(Chart and figure data)
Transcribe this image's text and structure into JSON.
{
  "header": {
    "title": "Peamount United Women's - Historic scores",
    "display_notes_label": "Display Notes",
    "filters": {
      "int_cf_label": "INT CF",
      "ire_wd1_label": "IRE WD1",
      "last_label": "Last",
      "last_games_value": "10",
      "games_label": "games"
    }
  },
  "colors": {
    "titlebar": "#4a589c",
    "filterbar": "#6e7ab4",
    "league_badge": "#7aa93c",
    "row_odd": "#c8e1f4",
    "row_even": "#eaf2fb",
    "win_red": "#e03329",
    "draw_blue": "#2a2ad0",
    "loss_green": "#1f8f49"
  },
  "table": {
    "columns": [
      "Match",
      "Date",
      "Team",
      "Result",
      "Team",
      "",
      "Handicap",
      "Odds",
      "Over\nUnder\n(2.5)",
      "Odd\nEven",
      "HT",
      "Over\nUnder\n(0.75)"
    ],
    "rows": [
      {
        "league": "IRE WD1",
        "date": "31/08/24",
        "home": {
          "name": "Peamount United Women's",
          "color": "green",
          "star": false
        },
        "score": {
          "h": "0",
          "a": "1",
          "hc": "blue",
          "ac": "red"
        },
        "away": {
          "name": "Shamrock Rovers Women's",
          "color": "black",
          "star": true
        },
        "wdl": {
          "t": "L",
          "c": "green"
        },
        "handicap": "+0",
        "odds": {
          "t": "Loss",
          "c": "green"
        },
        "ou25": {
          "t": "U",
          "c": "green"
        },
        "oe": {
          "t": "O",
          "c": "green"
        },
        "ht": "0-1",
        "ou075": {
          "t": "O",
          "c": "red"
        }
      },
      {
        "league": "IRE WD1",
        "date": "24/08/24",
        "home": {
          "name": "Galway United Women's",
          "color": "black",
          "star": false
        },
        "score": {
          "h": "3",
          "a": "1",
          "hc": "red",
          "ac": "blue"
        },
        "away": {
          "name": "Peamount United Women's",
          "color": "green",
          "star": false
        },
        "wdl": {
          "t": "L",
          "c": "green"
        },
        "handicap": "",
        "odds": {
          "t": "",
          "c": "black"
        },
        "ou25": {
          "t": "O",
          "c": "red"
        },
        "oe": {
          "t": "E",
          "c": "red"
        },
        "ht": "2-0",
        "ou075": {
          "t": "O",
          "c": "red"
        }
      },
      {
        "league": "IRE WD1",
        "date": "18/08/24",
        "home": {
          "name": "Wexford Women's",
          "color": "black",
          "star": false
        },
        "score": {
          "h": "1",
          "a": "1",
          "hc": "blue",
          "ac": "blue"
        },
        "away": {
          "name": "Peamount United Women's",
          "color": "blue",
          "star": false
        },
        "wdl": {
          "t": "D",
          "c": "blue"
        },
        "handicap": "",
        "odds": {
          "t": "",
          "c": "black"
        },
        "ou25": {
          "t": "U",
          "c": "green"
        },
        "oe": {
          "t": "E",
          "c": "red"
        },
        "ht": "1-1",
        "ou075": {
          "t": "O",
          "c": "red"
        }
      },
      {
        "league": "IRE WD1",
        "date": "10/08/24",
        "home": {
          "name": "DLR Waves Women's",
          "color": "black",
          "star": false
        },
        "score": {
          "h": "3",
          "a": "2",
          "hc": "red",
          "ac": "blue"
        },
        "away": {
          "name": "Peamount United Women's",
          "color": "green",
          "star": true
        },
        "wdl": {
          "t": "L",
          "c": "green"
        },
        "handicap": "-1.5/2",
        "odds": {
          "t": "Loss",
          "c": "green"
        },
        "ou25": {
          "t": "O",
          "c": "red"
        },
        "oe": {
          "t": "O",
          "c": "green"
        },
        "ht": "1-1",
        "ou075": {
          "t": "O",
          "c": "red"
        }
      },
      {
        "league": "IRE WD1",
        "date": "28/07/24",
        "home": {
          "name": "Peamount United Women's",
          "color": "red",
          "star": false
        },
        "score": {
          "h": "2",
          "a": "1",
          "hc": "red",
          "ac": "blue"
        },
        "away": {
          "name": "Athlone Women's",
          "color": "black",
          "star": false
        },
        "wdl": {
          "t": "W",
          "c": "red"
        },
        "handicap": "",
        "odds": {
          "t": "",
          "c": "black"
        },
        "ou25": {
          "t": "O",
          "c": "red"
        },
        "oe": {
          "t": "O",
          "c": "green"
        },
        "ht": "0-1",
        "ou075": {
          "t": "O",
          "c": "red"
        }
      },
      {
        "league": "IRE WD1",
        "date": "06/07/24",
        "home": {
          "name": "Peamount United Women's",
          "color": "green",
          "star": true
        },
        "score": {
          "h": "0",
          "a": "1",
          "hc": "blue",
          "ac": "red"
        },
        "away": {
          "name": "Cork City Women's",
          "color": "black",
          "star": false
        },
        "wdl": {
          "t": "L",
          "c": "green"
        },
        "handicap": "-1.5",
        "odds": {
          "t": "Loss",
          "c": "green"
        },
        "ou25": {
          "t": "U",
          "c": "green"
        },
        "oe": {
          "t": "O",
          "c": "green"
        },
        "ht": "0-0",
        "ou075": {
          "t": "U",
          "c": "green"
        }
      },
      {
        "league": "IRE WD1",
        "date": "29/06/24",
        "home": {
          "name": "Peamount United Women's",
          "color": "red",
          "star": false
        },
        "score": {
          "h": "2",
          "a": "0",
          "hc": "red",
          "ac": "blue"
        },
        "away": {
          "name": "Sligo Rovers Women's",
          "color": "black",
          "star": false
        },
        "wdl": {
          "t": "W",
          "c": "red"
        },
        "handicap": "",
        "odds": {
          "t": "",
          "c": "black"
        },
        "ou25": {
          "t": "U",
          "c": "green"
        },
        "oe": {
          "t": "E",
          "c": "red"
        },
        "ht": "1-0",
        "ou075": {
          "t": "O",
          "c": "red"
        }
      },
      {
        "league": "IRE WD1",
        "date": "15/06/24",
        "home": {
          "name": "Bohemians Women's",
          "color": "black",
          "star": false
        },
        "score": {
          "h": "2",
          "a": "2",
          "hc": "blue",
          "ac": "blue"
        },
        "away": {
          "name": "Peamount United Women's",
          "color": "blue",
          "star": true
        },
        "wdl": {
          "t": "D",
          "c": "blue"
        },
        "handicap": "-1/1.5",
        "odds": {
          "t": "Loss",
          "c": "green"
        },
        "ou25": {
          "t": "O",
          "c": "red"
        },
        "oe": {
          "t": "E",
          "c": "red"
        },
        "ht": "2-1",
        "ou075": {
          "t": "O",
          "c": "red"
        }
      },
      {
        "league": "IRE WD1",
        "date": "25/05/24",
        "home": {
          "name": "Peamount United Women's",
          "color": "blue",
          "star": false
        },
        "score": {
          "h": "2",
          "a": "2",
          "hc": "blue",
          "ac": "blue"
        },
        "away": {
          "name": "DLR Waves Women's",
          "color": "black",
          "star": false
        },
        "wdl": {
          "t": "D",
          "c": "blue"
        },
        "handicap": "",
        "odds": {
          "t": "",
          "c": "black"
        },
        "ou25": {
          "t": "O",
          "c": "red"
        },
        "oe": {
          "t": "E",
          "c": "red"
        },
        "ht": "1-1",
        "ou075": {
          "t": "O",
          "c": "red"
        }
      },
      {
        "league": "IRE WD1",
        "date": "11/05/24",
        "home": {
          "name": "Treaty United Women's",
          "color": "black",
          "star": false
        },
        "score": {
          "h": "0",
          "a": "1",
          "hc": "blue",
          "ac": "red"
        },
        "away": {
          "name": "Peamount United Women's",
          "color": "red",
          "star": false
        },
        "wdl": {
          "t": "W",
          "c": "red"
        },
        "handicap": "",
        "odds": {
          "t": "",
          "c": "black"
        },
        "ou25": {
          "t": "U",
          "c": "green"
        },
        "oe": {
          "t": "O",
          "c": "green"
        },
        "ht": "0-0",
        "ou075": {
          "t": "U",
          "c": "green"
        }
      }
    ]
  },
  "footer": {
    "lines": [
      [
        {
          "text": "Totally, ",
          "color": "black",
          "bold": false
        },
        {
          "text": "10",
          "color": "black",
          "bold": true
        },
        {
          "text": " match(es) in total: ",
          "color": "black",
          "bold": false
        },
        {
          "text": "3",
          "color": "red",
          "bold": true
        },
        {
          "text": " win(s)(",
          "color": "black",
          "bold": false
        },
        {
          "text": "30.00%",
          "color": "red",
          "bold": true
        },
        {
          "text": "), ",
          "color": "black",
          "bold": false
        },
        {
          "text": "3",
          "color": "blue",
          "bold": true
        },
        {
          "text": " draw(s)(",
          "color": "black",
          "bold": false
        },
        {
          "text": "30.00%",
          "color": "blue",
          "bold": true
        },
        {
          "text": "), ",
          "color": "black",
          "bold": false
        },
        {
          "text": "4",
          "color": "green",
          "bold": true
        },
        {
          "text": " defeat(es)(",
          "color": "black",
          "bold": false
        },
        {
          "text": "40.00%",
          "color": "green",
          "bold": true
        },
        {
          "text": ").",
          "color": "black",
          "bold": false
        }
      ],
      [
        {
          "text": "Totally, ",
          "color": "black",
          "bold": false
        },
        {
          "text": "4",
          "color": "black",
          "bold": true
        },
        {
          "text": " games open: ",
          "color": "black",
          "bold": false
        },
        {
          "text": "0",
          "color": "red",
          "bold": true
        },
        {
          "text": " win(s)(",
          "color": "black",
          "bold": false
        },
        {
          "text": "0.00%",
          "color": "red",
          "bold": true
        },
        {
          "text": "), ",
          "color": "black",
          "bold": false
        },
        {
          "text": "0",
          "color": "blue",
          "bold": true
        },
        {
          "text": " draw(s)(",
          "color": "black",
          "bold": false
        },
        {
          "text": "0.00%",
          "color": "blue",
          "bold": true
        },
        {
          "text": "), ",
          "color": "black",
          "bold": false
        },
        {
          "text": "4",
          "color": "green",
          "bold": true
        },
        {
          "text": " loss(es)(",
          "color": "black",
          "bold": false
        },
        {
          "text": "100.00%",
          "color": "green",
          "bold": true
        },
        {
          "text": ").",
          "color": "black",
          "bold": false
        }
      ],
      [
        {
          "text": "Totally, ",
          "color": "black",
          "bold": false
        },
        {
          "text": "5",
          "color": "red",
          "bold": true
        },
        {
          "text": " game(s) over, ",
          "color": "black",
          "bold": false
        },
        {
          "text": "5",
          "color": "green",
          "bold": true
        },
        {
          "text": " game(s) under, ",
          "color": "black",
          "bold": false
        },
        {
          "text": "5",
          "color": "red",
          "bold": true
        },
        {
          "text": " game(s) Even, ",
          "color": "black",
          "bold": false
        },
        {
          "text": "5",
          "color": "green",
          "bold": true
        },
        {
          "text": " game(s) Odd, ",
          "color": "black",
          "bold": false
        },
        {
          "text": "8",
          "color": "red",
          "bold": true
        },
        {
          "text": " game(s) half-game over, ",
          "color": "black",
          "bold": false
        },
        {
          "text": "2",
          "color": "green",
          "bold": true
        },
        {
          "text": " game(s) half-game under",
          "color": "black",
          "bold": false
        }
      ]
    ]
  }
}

▶ DIRECTIVE: Only lines with "half" are wanted here; list each of them.

▶ EXERCISE RESPONSE:
          "text": " game(s) half-game over, ",
          "text": " game(s) half-game under",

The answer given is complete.